Set problem:
Type the records out again in full, exactly.

Source data:
** begin **
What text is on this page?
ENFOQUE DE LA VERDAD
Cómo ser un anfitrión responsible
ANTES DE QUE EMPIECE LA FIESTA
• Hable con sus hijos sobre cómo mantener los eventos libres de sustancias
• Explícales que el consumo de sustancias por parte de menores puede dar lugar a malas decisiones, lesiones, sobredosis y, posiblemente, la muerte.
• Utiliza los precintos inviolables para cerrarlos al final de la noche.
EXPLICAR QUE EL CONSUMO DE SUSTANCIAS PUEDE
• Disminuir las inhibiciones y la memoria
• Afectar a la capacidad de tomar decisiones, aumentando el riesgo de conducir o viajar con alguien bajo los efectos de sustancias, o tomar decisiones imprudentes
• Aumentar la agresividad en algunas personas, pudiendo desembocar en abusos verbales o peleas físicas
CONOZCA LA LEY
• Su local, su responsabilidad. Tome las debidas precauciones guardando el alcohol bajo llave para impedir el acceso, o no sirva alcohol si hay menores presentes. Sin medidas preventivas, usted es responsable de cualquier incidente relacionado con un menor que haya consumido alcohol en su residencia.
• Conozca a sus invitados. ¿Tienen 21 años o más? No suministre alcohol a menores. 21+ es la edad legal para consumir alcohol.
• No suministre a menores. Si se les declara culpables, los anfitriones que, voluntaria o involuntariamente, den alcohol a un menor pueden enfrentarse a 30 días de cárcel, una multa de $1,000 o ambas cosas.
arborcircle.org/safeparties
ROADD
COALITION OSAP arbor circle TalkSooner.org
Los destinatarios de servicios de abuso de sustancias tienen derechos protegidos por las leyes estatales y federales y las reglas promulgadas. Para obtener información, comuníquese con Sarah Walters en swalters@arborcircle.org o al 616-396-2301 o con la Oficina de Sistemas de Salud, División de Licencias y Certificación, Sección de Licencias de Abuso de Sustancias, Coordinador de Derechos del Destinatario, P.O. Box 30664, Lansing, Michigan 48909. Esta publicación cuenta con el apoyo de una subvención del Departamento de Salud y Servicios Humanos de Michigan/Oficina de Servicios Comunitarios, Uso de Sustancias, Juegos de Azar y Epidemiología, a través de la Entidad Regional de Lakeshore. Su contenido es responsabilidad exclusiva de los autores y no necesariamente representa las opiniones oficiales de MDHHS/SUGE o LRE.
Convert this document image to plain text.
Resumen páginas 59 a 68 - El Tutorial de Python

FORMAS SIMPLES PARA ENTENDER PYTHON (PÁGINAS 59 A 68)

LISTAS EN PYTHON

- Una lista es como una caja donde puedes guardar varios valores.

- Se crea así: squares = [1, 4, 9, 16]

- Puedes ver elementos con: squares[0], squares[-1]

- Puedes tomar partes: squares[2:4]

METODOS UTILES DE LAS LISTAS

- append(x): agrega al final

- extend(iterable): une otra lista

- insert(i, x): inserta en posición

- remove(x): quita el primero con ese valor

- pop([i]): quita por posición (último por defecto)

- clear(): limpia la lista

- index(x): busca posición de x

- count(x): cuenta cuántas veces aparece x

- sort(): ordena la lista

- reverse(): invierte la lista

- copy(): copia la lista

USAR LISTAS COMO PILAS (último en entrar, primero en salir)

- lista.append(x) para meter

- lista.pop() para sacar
** end **
Response:
What text is on this page?
ENFOQUE DE LA VERDAD
Cómo ser un anfitrión responsible
ANTES DE QUE EMPIECE LA FIESTA
• Hable con sus hijos sobre cómo mantener los eventos libres de sustancias
• Explícales que el consumo de sustancias por parte de menores puede dar lugar a malas decisiones, lesiones, sobredosis y, posiblemente, la muerte.
• Utiliza los precintos inviolables para cerrarlos al final de la noche.
EXPLICAR QUE EL CONSUMO DE SUSTANCIAS PUEDE
• Disminuir las inhibiciones y la memoria
• Afectar a la capacidad de tomar decisiones, aumentando el riesgo de conducir o viajar con alguien bajo los efectos de sustancias, o tomar decisiones imprudentes
• Aumentar la agresividad en algunas personas, pudiendo desembocar en abusos verbales o peleas físicas
CONOZCA LA LEY
• Su local, su responsabilidad. Tome las debidas precauciones guardando el alcohol bajo llave para impedir el acceso, o no sirva alcohol si hay menores presentes. Sin medidas preventivas, usted es responsable de cualquier incidente relacionado con un menor que haya consumido alcohol en su residencia.
• Conozca a sus invitados. ¿Tienen 21 años o más? No suministre alcohol a menores. 21+ es la edad legal para consumir alcohol.
• No suministre a menores. Si se les declara culpables, los anfitriones que, voluntaria o involuntariamente, den alcohol a un menor pueden enfrentarse a 30 días de cárcel, una multa de $1,000 o ambas cosas.
arborcircle.org/safeparties
ROADD
COALITION OSAP arbor circle TalkSooner.org
Los destinatarios de servicios de abuso de sustancias tienen derechos protegidos por las leyes estatales y federales y las reglas promulgadas. Para obtener información, comuníquese con Sarah Walters en swalters@arborcircle.org o al 616-396-2301 o con la Oficina de Sistemas de Salud, División de Licencias y Certificación, Sección de Licencias de Abuso de Sustancias, Coordinador de Derechos del Destinatario, P.O. Box 30664, Lansing, Michigan 48909. Esta publicación cuenta con el apoyo de una subvención del Departamento de Salud y Servicios Humanos de Michigan/Oficina de Servicios Comunitarios, Uso de Sustancias, Juegos de Azar y Epidemiología, a través de la Entidad Regional de Lakeshore. Su contenido es responsabilidad exclusiva de los autores y no necesariamente representa las opiniones oficiales de MDHHS/SUGE o LRE.
Convert this document image to plain text.
Resumen páginas 59 a 68 - El Tutorial de Python

FORMAS SIMPLES PARA ENTENDER PYTHON (PÁGINAS 59 A 68)

LISTAS EN PYTHON

- Una lista es como una caja donde puedes guardar varios valores.

- Se crea así: squares = [1, 4, 9, 16]

- Puedes ver elementos con: squares[0], squares[-1]

- Puedes tomar partes: squares[2:4]

METODOS UTILES DE LAS LISTAS

- append(x): agrega al final

- extend(iterable): une otra lista

- insert(i, x): inserta en posición

- remove(x): quita el primero con ese valor

- pop([i]): quita por posición (último por defecto)

- clear(): limpia la lista

- index(x): busca posición de x

- count(x): cuenta cuántas veces aparece x

- sort(): ordena la lista

- reverse(): invierte la lista

- copy(): copia la lista

USAR LISTAS COMO PILAS (último en entrar, primero en salir)

- lista.append(x) para meter

- lista.pop() para sacar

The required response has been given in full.